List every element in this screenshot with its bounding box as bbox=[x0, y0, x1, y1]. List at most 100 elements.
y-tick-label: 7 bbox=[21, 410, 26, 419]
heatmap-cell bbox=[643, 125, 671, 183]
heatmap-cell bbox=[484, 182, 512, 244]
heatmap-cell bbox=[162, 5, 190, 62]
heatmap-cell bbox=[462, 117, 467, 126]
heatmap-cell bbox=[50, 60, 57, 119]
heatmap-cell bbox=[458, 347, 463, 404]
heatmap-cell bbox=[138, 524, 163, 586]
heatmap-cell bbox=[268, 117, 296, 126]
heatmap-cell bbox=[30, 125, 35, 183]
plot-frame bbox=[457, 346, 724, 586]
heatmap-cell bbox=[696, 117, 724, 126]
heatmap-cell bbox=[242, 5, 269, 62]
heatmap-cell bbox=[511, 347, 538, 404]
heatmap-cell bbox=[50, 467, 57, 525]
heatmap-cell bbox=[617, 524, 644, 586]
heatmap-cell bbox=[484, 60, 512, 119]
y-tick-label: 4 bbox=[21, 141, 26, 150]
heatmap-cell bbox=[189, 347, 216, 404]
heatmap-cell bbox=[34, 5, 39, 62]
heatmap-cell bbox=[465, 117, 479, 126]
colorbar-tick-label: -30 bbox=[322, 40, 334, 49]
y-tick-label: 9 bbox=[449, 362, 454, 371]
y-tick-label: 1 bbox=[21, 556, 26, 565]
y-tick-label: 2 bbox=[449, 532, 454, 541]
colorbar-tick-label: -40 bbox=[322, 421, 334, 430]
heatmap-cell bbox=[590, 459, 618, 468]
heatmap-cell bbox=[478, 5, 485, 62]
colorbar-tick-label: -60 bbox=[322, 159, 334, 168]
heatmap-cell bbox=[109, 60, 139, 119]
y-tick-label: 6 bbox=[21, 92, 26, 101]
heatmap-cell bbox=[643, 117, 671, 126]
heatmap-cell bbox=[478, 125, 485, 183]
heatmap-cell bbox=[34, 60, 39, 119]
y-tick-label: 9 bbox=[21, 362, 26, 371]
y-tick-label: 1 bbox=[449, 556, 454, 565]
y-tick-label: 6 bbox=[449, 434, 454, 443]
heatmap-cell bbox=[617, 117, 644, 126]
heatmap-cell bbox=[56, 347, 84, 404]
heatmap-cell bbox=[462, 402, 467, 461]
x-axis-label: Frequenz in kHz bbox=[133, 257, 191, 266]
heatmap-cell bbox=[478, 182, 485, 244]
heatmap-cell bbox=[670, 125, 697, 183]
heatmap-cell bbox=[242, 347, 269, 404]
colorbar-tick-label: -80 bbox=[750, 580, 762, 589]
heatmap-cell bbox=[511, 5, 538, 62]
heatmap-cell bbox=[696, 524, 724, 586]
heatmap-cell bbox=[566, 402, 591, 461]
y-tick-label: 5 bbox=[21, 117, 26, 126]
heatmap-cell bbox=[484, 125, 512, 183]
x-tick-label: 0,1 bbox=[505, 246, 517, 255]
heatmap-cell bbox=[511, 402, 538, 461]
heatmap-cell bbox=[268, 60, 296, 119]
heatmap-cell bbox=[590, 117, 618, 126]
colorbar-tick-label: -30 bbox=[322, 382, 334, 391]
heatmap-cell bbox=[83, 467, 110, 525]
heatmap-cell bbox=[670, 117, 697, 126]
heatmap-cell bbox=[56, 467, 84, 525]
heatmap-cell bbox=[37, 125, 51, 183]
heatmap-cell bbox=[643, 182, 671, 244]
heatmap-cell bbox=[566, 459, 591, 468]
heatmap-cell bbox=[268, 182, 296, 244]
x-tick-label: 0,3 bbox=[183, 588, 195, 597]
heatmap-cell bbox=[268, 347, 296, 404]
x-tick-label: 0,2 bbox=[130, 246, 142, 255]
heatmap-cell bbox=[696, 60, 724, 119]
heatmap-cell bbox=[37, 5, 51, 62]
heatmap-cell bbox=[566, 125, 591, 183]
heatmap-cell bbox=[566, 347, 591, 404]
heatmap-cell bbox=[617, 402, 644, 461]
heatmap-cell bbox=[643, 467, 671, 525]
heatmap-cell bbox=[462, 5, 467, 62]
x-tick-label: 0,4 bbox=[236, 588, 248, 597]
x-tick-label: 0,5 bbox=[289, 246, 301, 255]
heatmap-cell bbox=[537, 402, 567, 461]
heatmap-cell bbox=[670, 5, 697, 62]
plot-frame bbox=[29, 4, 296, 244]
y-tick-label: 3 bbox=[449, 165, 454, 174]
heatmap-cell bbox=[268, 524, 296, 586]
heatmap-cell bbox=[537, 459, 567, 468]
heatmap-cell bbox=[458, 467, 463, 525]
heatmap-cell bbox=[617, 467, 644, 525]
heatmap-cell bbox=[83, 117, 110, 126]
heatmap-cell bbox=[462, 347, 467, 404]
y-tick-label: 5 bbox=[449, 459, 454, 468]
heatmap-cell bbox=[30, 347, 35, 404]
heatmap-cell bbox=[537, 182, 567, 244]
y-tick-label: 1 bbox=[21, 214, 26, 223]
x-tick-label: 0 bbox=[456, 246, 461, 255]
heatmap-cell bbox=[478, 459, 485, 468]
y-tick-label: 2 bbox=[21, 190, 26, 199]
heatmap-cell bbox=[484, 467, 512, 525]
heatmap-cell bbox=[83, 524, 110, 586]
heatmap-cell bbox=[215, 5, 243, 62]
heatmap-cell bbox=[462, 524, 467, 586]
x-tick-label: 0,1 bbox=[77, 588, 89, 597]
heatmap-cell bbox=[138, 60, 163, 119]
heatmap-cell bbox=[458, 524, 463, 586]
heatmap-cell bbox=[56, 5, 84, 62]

+---+

--- REQUIREMENTS ---
Please rewrite these rows with every "colorbar-tick-label" replaced by "scale-tick-label" and nothing else changed.

--- THE ANSWER ---
List every element in this screenshot with its bounding box as bbox=[x0, y0, x1, y1]. List at most 100 elements.
y-tick-label: 7 bbox=[21, 410, 26, 419]
heatmap-cell bbox=[643, 125, 671, 183]
heatmap-cell bbox=[484, 182, 512, 244]
heatmap-cell bbox=[162, 5, 190, 62]
heatmap-cell bbox=[462, 117, 467, 126]
heatmap-cell bbox=[50, 60, 57, 119]
heatmap-cell bbox=[458, 347, 463, 404]
heatmap-cell bbox=[138, 524, 163, 586]
heatmap-cell bbox=[268, 117, 296, 126]
heatmap-cell bbox=[30, 125, 35, 183]
plot-frame bbox=[457, 346, 724, 586]
heatmap-cell bbox=[696, 117, 724, 126]
heatmap-cell bbox=[242, 5, 269, 62]
heatmap-cell bbox=[511, 347, 538, 404]
heatmap-cell bbox=[50, 467, 57, 525]
heatmap-cell bbox=[617, 524, 644, 586]
heatmap-cell bbox=[484, 60, 512, 119]
y-tick-label: 4 bbox=[21, 141, 26, 150]
heatmap-cell bbox=[189, 347, 216, 404]
heatmap-cell bbox=[34, 5, 39, 62]
heatmap-cell bbox=[465, 117, 479, 126]
scale-tick-label: -30 bbox=[322, 40, 334, 49]
y-tick-label: 9 bbox=[449, 362, 454, 371]
y-tick-label: 1 bbox=[21, 556, 26, 565]
y-tick-label: 2 bbox=[449, 532, 454, 541]
scale-tick-label: -40 bbox=[322, 421, 334, 430]
heatmap-cell bbox=[590, 459, 618, 468]
heatmap-cell bbox=[478, 5, 485, 62]
scale-tick-label: -60 bbox=[322, 159, 334, 168]
heatmap-cell bbox=[109, 60, 139, 119]
y-tick-label: 6 bbox=[21, 92, 26, 101]
heatmap-cell bbox=[643, 117, 671, 126]
heatmap-cell bbox=[478, 125, 485, 183]
heatmap-cell bbox=[34, 60, 39, 119]
y-tick-label: 9 bbox=[21, 362, 26, 371]
y-tick-label: 1 bbox=[449, 556, 454, 565]
y-tick-label: 6 bbox=[449, 434, 454, 443]
heatmap-cell bbox=[617, 117, 644, 126]
heatmap-cell bbox=[56, 347, 84, 404]
heatmap-cell bbox=[462, 402, 467, 461]
x-axis-label: Frequenz in kHz bbox=[133, 257, 191, 266]
heatmap-cell bbox=[478, 182, 485, 244]
heatmap-cell bbox=[670, 125, 697, 183]
heatmap-cell bbox=[242, 347, 269, 404]
scale-tick-label: -80 bbox=[750, 580, 762, 589]
heatmap-cell bbox=[511, 5, 538, 62]
heatmap-cell bbox=[696, 524, 724, 586]
heatmap-cell bbox=[566, 402, 591, 461]
y-tick-label: 5 bbox=[21, 117, 26, 126]
heatmap-cell bbox=[484, 125, 512, 183]
x-tick-label: 0,1 bbox=[505, 246, 517, 255]
heatmap-cell bbox=[511, 402, 538, 461]
heatmap-cell bbox=[268, 60, 296, 119]
heatmap-cell bbox=[590, 117, 618, 126]
scale-tick-label: -30 bbox=[322, 382, 334, 391]
heatmap-cell bbox=[83, 467, 110, 525]
heatmap-cell bbox=[670, 117, 697, 126]
heatmap-cell bbox=[56, 467, 84, 525]
heatmap-cell bbox=[37, 125, 51, 183]
heatmap-cell bbox=[643, 182, 671, 244]
heatmap-cell bbox=[566, 459, 591, 468]
heatmap-cell bbox=[268, 182, 296, 244]
x-tick-label: 0,3 bbox=[183, 588, 195, 597]
heatmap-cell bbox=[268, 347, 296, 404]
x-tick-label: 0,2 bbox=[130, 246, 142, 255]
heatmap-cell bbox=[696, 60, 724, 119]
heatmap-cell bbox=[37, 5, 51, 62]
heatmap-cell bbox=[566, 125, 591, 183]
heatmap-cell bbox=[566, 347, 591, 404]
heatmap-cell bbox=[617, 402, 644, 461]
heatmap-cell bbox=[643, 467, 671, 525]
heatmap-cell bbox=[462, 5, 467, 62]
x-tick-label: 0,4 bbox=[236, 588, 248, 597]
x-tick-label: 0,5 bbox=[289, 246, 301, 255]
heatmap-cell bbox=[537, 402, 567, 461]
heatmap-cell bbox=[670, 5, 697, 62]
plot-frame bbox=[29, 4, 296, 244]
y-tick-label: 3 bbox=[449, 165, 454, 174]
heatmap-cell bbox=[268, 524, 296, 586]
heatmap-cell bbox=[537, 459, 567, 468]
heatmap-cell bbox=[458, 467, 463, 525]
heatmap-cell bbox=[617, 467, 644, 525]
heatmap-cell bbox=[83, 117, 110, 126]
heatmap-cell bbox=[462, 347, 467, 404]
y-tick-label: 5 bbox=[449, 459, 454, 468]
heatmap-cell bbox=[30, 347, 35, 404]
heatmap-cell bbox=[537, 182, 567, 244]
y-tick-label: 1 bbox=[21, 214, 26, 223]
x-tick-label: 0 bbox=[456, 246, 461, 255]
heatmap-cell bbox=[478, 459, 485, 468]
y-tick-label: 2 bbox=[21, 190, 26, 199]
heatmap-cell bbox=[484, 467, 512, 525]
heatmap-cell bbox=[83, 524, 110, 586]
heatmap-cell bbox=[215, 5, 243, 62]
heatmap-cell bbox=[462, 524, 467, 586]
x-tick-label: 0,1 bbox=[77, 588, 89, 597]
heatmap-cell bbox=[138, 60, 163, 119]
heatmap-cell bbox=[458, 524, 463, 586]
heatmap-cell bbox=[56, 5, 84, 62]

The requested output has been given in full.